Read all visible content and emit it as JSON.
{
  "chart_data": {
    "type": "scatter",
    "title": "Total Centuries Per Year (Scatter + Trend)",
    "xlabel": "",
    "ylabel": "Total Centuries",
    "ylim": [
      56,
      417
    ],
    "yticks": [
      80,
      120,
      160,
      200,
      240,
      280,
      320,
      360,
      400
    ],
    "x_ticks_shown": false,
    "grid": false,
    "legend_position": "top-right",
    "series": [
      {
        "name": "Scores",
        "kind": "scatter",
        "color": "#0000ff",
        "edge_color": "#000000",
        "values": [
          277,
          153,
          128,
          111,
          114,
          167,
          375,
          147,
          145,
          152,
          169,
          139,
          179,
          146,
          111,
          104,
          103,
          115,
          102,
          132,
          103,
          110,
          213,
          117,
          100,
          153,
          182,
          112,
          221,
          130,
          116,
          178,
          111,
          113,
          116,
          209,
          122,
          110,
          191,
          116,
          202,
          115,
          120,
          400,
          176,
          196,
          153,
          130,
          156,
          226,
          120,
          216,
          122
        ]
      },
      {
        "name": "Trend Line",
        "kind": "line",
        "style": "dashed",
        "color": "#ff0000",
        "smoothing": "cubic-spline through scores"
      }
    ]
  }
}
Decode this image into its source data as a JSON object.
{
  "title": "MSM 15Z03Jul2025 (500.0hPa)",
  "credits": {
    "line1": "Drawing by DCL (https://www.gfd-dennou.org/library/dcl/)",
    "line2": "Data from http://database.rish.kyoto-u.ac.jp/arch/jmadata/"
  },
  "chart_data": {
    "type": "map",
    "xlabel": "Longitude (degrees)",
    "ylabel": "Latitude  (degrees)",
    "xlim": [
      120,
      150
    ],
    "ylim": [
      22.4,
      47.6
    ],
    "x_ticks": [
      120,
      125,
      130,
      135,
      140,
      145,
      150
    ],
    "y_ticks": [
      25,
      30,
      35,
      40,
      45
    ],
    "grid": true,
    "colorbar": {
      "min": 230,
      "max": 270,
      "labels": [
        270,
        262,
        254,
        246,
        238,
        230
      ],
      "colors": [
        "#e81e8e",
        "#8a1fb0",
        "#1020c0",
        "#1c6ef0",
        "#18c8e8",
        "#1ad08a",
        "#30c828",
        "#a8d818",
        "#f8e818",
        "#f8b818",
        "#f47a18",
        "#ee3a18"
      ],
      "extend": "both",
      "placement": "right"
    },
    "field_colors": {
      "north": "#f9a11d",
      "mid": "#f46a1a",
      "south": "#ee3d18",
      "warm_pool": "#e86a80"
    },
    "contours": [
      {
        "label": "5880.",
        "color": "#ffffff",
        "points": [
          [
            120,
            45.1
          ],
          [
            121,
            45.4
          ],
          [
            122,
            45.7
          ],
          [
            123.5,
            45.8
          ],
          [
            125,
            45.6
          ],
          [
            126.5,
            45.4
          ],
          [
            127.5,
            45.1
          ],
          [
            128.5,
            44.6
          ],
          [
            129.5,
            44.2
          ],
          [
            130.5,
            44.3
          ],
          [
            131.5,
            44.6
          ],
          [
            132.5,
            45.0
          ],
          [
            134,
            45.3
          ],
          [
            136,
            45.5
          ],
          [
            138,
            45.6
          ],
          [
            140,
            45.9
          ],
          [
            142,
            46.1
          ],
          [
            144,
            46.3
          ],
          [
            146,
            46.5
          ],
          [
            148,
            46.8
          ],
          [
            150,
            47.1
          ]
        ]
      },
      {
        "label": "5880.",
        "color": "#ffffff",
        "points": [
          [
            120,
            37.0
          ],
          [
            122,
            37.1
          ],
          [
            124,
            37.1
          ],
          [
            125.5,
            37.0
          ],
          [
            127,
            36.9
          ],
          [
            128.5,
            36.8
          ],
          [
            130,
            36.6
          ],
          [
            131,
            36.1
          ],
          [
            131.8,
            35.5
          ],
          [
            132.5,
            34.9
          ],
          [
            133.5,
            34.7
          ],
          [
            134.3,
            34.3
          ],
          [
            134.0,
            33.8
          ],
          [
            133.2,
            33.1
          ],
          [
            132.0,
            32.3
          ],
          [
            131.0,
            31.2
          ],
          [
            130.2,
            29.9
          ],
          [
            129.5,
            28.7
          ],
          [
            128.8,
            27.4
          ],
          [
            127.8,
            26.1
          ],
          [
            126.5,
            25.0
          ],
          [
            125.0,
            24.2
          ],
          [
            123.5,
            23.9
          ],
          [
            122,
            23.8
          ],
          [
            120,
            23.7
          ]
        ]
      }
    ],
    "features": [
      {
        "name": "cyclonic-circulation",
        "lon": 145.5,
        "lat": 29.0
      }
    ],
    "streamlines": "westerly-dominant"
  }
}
---*---
▶ WRITTEN REQUEST
Copy each line above that contains the string "Total".

▶ COMPLETE ANSWER
    "title": "Total Centuries Per Year (Scatter + Trend)",
    "ylabel": "Total Centuries",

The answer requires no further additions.